→ Stated problem
For the material that follows, list every line containing the word "color".

+++++

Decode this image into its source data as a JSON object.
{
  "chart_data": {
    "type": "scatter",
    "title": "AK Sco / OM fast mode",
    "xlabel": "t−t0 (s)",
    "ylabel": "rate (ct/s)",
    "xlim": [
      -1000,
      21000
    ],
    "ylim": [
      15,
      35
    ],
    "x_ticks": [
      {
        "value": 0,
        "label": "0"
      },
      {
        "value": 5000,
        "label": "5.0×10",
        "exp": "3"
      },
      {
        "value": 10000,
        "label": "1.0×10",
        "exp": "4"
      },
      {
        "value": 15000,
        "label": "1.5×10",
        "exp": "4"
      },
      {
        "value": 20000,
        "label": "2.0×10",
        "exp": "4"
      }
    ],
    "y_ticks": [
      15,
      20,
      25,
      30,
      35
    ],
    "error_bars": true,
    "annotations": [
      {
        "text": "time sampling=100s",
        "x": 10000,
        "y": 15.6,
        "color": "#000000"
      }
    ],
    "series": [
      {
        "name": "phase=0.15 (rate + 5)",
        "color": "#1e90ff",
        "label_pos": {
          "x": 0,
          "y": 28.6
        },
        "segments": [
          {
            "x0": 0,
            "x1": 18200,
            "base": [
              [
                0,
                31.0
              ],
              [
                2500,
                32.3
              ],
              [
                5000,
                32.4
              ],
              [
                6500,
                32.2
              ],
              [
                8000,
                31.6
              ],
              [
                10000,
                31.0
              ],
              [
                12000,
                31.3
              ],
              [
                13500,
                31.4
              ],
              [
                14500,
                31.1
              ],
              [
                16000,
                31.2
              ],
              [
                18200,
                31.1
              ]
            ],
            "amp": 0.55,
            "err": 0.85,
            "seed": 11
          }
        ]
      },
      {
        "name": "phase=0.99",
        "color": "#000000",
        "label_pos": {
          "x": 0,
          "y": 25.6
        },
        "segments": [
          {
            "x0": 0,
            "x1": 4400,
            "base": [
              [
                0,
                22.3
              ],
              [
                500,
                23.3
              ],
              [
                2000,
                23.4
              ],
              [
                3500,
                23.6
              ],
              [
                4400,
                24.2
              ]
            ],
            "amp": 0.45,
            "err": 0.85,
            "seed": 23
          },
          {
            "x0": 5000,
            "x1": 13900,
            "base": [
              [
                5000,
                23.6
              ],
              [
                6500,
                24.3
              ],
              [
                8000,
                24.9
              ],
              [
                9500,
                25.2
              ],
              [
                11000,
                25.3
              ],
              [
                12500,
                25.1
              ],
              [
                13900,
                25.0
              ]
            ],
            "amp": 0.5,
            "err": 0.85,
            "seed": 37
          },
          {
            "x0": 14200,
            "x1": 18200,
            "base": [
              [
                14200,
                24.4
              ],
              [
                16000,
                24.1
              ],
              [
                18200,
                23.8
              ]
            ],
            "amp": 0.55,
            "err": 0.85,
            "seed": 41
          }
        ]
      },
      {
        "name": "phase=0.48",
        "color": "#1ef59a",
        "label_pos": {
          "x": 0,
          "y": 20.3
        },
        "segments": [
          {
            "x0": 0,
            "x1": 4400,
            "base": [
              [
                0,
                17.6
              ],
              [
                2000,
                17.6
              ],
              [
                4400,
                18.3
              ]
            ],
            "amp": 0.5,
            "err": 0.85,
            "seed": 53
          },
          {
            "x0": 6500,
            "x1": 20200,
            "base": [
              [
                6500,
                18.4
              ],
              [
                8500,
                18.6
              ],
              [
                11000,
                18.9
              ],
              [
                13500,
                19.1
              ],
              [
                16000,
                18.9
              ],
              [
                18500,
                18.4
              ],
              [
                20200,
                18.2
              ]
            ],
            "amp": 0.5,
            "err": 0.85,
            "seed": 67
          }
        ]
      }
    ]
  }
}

+++++

→ Exercise output
        "color": "#000000"
        "color": "#1e90ff",
        "color": "#000000",
        "color": "#1ef59a",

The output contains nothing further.